BRIEF:
Of all the lines in the material, how many include the word "avvik"? Give only the number.

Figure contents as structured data

┏━━

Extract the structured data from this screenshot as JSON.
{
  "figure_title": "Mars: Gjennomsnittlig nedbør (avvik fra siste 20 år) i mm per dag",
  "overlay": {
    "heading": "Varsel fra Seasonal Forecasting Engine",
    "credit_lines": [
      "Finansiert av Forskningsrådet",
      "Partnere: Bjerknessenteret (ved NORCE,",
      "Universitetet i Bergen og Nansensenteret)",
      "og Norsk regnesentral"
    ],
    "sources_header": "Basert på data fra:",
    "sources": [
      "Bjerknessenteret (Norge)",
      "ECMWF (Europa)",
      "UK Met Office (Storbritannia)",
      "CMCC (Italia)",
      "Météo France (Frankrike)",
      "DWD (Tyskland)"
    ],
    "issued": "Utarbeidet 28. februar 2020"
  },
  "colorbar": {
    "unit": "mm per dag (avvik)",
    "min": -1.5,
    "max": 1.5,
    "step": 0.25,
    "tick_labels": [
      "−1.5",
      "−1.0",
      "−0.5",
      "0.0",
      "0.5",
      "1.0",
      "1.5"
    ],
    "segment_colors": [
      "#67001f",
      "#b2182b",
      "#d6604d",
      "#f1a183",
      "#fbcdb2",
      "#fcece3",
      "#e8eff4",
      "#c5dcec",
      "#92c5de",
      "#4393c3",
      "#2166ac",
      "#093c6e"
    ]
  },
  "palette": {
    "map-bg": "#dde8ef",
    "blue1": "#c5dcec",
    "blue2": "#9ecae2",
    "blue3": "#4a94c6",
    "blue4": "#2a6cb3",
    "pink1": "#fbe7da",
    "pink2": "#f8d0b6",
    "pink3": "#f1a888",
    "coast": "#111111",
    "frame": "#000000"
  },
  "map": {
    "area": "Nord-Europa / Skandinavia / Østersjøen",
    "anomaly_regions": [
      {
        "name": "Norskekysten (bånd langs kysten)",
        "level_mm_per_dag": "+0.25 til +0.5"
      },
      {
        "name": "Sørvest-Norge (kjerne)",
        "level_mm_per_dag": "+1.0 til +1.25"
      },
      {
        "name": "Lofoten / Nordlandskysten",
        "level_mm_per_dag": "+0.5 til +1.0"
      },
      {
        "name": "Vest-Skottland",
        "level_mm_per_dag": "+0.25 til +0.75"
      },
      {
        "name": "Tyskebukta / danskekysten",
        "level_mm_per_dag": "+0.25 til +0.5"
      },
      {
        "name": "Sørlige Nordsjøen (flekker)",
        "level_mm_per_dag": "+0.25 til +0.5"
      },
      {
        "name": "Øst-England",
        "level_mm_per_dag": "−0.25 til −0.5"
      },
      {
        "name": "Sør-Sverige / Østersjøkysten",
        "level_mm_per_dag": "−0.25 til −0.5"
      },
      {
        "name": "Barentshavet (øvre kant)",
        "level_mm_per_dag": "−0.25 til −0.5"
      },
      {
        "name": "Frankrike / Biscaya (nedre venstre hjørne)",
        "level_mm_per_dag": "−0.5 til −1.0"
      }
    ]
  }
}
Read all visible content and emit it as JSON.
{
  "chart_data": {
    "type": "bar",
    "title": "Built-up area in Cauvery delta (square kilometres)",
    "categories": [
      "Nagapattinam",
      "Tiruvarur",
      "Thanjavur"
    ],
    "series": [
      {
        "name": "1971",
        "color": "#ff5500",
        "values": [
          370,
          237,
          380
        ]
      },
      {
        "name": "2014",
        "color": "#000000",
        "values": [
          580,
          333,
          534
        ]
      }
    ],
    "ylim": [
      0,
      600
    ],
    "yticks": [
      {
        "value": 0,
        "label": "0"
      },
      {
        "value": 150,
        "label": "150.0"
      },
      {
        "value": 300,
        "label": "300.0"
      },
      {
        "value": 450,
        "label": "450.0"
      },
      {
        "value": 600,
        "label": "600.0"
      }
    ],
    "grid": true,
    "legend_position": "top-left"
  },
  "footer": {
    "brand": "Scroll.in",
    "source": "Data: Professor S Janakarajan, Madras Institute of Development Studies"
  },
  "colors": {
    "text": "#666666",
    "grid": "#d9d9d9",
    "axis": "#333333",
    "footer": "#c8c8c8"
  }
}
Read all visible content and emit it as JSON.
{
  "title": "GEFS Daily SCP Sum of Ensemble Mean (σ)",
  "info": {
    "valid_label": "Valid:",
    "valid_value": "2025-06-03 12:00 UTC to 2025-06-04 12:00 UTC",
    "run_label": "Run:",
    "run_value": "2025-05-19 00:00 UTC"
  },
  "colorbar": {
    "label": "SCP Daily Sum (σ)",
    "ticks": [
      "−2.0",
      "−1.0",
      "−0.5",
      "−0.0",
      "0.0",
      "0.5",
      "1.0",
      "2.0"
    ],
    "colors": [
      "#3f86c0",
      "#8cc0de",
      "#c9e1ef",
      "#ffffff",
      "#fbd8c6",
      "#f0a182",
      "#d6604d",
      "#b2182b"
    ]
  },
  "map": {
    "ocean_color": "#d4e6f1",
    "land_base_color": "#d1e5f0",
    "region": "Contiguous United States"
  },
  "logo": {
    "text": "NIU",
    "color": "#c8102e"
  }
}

┗━━

EXERCISE RESULT:
2